--- start of Listing ---

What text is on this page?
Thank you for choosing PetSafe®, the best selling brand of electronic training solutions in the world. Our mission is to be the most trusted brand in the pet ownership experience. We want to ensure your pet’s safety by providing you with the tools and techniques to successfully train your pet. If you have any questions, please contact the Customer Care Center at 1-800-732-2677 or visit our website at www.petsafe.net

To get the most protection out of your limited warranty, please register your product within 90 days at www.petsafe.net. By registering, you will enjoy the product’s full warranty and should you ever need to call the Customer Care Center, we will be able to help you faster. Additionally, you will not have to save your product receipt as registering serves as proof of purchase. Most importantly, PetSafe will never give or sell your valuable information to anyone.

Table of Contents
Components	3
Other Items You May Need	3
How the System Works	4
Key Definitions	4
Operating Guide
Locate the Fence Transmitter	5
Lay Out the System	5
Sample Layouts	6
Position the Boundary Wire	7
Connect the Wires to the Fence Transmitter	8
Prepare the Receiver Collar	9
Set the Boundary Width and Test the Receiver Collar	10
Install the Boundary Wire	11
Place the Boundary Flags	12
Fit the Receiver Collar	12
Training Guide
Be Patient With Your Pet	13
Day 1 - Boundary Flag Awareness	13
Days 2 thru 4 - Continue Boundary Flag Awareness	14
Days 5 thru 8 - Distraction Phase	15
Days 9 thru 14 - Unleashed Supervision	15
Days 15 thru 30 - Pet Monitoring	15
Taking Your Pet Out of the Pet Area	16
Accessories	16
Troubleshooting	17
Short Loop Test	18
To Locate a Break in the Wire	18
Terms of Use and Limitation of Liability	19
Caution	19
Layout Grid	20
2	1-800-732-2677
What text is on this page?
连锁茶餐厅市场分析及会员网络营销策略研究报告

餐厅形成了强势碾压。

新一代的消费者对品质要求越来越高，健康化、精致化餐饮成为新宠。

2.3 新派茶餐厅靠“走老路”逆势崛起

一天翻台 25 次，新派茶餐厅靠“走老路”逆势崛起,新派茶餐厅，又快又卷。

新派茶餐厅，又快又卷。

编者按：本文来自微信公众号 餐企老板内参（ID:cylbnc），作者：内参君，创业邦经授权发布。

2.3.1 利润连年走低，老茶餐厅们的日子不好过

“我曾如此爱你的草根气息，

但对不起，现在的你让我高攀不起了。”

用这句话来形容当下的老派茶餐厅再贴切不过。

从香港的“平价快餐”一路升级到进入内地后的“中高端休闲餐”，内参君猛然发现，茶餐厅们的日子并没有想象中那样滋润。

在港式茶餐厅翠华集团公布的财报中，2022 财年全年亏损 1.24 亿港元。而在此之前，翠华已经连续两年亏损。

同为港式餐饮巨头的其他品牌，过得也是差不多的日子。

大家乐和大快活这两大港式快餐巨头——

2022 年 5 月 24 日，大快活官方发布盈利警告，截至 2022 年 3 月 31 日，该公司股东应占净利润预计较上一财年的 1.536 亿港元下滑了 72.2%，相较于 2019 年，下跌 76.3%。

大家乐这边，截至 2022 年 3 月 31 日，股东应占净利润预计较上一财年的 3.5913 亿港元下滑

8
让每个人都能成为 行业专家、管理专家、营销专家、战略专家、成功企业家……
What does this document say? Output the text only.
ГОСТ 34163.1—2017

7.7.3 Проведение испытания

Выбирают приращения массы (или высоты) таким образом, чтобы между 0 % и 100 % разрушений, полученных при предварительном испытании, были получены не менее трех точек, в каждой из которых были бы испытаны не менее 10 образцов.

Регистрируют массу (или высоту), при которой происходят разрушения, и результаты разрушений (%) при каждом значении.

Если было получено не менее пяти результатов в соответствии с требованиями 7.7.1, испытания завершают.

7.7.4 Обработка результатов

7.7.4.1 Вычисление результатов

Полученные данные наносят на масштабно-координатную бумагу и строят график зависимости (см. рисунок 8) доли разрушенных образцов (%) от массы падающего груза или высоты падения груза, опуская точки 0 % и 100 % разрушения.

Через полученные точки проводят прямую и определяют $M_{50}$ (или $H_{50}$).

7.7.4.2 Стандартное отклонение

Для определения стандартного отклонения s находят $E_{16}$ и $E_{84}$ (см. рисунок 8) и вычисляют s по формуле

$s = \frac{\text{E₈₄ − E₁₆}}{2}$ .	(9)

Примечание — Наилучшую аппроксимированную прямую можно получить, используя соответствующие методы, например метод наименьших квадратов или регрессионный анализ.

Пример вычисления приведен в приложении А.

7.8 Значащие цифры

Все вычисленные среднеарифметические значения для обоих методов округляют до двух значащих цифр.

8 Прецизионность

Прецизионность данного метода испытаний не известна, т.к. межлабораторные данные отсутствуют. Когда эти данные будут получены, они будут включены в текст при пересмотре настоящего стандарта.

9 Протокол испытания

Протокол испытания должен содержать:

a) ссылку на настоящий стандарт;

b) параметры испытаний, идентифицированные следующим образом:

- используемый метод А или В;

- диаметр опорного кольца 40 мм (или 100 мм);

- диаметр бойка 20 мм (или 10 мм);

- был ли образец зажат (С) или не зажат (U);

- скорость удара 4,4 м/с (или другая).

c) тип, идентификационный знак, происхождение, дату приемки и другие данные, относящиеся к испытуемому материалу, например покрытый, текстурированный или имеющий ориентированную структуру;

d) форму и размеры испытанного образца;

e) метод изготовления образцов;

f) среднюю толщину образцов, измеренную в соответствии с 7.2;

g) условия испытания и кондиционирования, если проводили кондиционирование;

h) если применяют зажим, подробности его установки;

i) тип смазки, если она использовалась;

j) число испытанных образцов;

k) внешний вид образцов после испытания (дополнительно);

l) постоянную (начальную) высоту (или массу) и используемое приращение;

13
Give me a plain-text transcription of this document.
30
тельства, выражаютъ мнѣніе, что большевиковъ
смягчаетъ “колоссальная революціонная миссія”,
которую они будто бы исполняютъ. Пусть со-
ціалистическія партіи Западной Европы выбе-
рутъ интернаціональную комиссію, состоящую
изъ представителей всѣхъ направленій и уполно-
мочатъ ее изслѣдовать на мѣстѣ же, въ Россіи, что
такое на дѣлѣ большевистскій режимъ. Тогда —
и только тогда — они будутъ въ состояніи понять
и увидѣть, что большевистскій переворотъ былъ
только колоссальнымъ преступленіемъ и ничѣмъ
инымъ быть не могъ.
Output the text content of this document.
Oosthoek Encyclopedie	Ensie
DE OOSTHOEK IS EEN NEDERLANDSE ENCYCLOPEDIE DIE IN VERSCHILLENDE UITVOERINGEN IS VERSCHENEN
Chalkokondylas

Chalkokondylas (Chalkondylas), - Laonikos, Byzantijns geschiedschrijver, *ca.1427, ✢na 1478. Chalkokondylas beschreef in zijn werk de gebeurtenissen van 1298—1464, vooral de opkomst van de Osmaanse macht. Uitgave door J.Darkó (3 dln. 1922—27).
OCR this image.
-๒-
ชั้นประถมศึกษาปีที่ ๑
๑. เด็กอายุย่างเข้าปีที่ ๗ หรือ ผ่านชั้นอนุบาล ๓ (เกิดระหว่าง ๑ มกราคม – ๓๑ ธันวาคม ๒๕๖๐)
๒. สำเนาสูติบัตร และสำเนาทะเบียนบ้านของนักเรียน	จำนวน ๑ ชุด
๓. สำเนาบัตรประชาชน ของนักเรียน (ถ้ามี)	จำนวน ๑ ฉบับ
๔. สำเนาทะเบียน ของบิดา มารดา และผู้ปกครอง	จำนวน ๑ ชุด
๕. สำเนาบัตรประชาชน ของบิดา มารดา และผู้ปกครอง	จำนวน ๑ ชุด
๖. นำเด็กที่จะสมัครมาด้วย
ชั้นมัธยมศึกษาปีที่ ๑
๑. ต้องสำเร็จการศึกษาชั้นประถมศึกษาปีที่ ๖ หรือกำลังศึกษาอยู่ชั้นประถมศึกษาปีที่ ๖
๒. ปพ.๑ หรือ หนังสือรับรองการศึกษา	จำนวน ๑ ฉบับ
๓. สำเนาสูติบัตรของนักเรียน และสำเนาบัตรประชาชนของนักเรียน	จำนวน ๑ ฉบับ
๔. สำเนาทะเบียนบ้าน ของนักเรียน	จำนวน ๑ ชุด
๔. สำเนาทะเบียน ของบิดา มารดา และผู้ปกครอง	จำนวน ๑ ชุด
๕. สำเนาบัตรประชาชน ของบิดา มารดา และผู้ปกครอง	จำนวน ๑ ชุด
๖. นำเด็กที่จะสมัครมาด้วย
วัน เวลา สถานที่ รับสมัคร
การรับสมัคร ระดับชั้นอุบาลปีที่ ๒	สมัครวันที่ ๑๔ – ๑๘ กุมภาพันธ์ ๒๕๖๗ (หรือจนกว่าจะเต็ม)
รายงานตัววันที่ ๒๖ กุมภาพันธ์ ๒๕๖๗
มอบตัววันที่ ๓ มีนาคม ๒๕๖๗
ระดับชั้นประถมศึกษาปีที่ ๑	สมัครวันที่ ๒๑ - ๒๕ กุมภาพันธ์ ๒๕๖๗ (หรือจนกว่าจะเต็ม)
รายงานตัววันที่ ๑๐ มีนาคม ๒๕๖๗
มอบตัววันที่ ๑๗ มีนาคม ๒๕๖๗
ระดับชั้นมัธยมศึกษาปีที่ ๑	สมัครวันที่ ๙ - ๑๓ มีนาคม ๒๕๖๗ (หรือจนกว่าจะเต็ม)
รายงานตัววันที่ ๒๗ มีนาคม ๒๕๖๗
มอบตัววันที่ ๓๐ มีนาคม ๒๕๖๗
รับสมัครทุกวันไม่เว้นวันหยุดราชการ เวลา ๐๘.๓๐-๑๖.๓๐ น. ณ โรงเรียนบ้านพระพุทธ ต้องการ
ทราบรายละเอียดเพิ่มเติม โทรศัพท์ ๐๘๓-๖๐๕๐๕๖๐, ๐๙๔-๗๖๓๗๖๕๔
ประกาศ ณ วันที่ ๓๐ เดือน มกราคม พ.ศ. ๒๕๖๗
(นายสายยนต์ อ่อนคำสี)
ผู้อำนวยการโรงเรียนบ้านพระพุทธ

--- end of Listing ---

(What the task requires): Count the lines of the material that include the word "นาคม", then report only the total.

(Solution): 6